## Begin RECORDS FOR PROCESSING

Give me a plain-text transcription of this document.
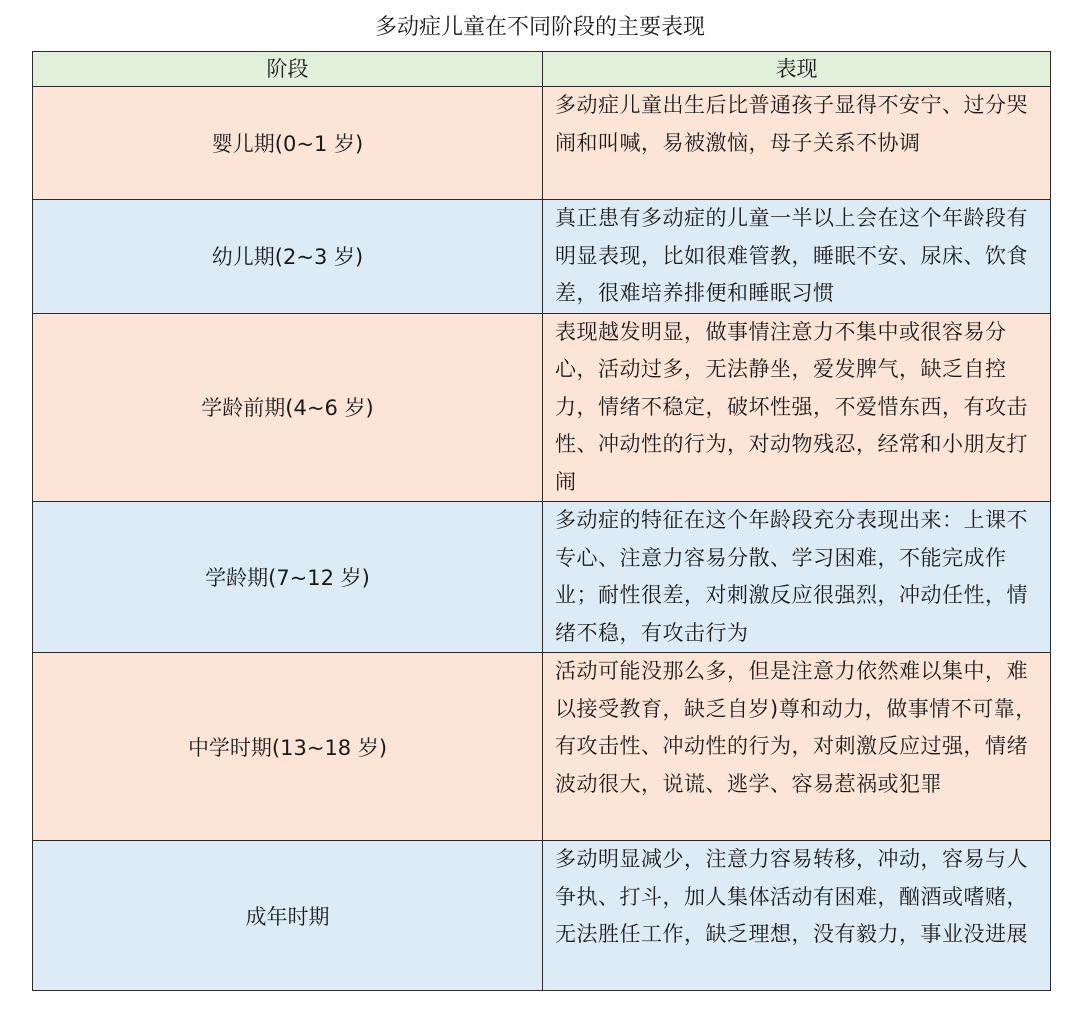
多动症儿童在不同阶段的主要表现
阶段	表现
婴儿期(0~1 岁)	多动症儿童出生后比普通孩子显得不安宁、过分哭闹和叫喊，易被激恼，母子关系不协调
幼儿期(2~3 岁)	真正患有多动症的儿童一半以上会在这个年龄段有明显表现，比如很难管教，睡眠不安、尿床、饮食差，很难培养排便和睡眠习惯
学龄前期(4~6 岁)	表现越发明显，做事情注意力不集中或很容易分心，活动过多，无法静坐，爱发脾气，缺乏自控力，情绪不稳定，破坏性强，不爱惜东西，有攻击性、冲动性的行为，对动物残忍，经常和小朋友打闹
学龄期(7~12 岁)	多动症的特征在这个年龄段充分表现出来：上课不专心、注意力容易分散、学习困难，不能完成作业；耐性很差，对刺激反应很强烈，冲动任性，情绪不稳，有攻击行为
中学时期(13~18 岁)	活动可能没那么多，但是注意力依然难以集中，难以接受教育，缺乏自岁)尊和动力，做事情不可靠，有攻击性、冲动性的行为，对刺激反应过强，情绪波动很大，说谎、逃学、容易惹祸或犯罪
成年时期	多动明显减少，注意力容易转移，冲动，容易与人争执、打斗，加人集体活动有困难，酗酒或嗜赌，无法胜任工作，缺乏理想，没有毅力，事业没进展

## End RECORDS FOR PROCESSING

WORK REQUIRED: Look for "有攻击性" and pull out every line that has it.

SOLUTION BELOW:
学龄前期(4~6 岁)	表现越发明显，做事情注意力不集中或很容易分心，活动过多，无法静坐，爱发脾气，缺乏自控力，情绪不稳定，破坏性强，不爱惜东西，有攻击性、冲动性的行为，对动物残忍，经常和小朋友打闹
中学时期(13~18 岁)	活动可能没那么多，但是注意力依然难以集中，难以接受教育，缺乏自岁)尊和动力，做事情不可靠，有攻击性、冲动性的行为，对刺激反应过强，情绪波动很大，说谎、逃学、容易惹祸或犯罪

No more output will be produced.